(Data listing)

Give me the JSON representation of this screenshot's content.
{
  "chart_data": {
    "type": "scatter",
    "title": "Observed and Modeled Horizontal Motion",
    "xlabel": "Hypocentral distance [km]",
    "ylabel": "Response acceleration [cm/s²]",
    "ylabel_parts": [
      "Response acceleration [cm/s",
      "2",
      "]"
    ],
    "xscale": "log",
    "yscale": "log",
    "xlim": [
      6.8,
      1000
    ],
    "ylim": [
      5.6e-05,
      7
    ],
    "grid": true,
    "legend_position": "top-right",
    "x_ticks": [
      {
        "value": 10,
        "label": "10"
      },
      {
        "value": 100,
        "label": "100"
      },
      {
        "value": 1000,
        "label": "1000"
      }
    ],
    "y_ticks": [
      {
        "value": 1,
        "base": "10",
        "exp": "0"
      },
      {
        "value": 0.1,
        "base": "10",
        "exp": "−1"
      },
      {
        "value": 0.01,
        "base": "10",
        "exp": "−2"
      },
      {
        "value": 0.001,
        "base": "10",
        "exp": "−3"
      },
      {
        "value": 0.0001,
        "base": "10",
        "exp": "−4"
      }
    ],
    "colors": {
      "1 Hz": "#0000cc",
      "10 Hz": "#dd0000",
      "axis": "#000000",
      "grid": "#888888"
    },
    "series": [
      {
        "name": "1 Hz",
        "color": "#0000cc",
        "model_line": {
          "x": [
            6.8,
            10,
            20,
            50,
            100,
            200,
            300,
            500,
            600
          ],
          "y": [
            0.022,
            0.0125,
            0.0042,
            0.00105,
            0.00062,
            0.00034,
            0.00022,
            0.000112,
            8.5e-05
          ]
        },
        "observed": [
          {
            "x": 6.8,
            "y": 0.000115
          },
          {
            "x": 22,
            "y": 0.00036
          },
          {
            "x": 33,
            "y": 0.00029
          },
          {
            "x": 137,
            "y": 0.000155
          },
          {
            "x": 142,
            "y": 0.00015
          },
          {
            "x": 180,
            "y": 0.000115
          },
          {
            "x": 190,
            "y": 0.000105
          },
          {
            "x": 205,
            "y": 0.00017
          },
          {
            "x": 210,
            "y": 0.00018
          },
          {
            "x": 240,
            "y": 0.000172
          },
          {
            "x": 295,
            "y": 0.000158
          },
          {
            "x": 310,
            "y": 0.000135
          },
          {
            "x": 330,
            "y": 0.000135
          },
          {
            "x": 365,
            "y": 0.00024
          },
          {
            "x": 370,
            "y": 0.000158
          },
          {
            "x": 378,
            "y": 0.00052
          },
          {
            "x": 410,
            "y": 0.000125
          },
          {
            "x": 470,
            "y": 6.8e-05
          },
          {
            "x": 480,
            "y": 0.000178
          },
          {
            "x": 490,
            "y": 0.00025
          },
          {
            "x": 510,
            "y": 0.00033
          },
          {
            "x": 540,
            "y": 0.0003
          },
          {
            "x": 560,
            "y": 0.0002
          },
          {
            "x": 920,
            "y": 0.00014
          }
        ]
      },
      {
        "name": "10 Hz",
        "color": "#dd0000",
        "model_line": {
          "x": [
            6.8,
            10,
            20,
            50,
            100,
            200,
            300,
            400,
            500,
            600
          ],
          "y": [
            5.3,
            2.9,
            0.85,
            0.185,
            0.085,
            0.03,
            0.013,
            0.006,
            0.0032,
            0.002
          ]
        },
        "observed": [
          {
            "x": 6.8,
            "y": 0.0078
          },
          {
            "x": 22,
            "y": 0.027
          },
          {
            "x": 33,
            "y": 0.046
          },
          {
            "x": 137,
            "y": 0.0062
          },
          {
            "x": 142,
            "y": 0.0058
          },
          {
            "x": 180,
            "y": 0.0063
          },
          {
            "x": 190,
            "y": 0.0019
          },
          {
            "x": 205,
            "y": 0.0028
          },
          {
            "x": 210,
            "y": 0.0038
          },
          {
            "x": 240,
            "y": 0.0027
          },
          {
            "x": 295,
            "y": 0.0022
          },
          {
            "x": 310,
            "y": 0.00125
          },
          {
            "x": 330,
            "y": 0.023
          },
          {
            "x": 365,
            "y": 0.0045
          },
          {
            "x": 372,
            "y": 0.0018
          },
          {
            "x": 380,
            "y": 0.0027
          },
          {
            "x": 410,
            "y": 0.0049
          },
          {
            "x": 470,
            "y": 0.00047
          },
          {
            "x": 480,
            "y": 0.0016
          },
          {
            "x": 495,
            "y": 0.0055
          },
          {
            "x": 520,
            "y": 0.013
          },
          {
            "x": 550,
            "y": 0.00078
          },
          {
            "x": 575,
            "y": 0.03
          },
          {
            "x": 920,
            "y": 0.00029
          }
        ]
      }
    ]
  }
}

WHAT NEEDS TO BE DONE: Restate the data above word for word, please.

PROBLEM SOLUTION:
Give me the JSON representation of this screenshot's content.
{
  "chart_data": {
    "type": "scatter",
    "title": "Observed and Modeled Horizontal Motion",
    "xlabel": "Hypocentral distance [km]",
    "ylabel": "Response acceleration [cm/s²]",
    "ylabel_parts": [
      "Response acceleration [cm/s",
      "2",
      "]"
    ],
    "xscale": "log",
    "yscale": "log",
    "xlim": [
      6.8,
      1000
    ],
    "ylim": [
      5.6e-05,
      7
    ],
    "grid": true,
    "legend_position": "top-right",
    "x_ticks": [
      {
        "value": 10,
        "label": "10"
      },
      {
        "value": 100,
        "label": "100"
      },
      {
        "value": 1000,
        "label": "1000"
      }
    ],
    "y_ticks": [
      {
        "value": 1,
        "base": "10",
        "exp": "0"
      },
      {
        "value": 0.1,
        "base": "10",
        "exp": "−1"
      },
      {
        "value": 0.01,
        "base": "10",
        "exp": "−2"
      },
      {
        "value": 0.001,
        "base": "10",
        "exp": "−3"
      },
      {
        "value": 0.0001,
        "base": "10",
        "exp": "−4"
      }
    ],
    "colors": {
      "1 Hz": "#0000cc",
      "10 Hz": "#dd0000",
      "axis": "#000000",
      "grid": "#888888"
    },
    "series": [
      {
        "name": "1 Hz",
        "color": "#0000cc",
        "model_line": {
          "x": [
            6.8,
            10,
            20,
            50,
            100,
            200,
            300,
            500,
            600
          ],
          "y": [
            0.022,
            0.0125,
            0.0042,
            0.00105,
            0.00062,
            0.00034,
            0.00022,
            0.000112,
            8.5e-05
          ]
        },
        "observed": [
          {
            "x": 6.8,
            "y": 0.000115
          },
          {
            "x": 22,
            "y": 0.00036
          },
          {
            "x": 33,
            "y": 0.00029
          },
          {
            "x": 137,
            "y": 0.000155
          },
          {
            "x": 142,
            "y": 0.00015
          },
          {
            "x": 180,
            "y": 0.000115
          },
          {
            "x": 190,
            "y": 0.000105
          },
          {
            "x": 205,
            "y": 0.00017
          },
          {
            "x": 210,
            "y": 0.00018
          },
          {
            "x": 240,
            "y": 0.000172
          },
          {
            "x": 295,
            "y": 0.000158
          },
          {
            "x": 310,
            "y": 0.000135
          },
          {
            "x": 330,
            "y": 0.000135
          },
          {
            "x": 365,
            "y": 0.00024
          },
          {
            "x": 370,
            "y": 0.000158
          },
          {
            "x": 378,
            "y": 0.00052
          },
          {
            "x": 410,
            "y": 0.000125
          },
          {
            "x": 470,
            "y": 6.8e-05
          },
          {
            "x": 480,
            "y": 0.000178
          },
          {
            "x": 490,
            "y": 0.00025
          },
          {
            "x": 510,
            "y": 0.00033
          },
          {
            "x": 540,
            "y": 0.0003
          },
          {
            "x": 560,
            "y": 0.0002
          },
          {
            "x": 920,
            "y": 0.00014
          }
        ]
      },
      {
        "name": "10 Hz",
        "color": "#dd0000",
        "model_line": {
          "x": [
            6.8,
            10,
            20,
            50,
            100,
            200,
            300,
            400,
            500,
            600
          ],
          "y": [
            5.3,
            2.9,
            0.85,
            0.185,
            0.085,
            0.03,
            0.013,
            0.006,
            0.0032,
            0.002
          ]
        },
        "observed": [
          {
            "x": 6.8,
            "y": 0.0078
          },
          {
            "x": 22,
            "y": 0.027
          },
          {
            "x": 33,
            "y": 0.046
          },
          {
            "x": 137,
            "y": 0.0062
          },
          {
            "x": 142,
            "y": 0.0058
          },
          {
            "x": 180,
            "y": 0.0063
          },
          {
            "x": 190,
            "y": 0.0019
          },
          {
            "x": 205,
            "y": 0.0028
          },
          {
            "x": 210,
            "y": 0.0038
          },
          {
            "x": 240,
            "y": 0.0027
          },
          {
            "x": 295,
            "y": 0.0022
          },
          {
            "x": 310,
            "y": 0.00125
          },
          {
            "x": 330,
            "y": 0.023
          },
          {
            "x": 365,
            "y": 0.0045
          },
          {
            "x": 372,
            "y": 0.0018
          },
          {
            "x": 380,
            "y": 0.0027
          },
          {
            "x": 410,
            "y": 0.0049
          },
          {
            "x": 470,
            "y": 0.00047
          },
          {
            "x": 480,
            "y": 0.0016
          },
          {
            "x": 495,
            "y": 0.0055
          },
          {
            "x": 520,
            "y": 0.013
          },
          {
            "x": 550,
            "y": 0.00078
          },
          {
            "x": 575,
            "y": 0.03
          },
          {
            "x": 920,
            "y": 0.00029
          }
        ]
      }
    ]
  }
}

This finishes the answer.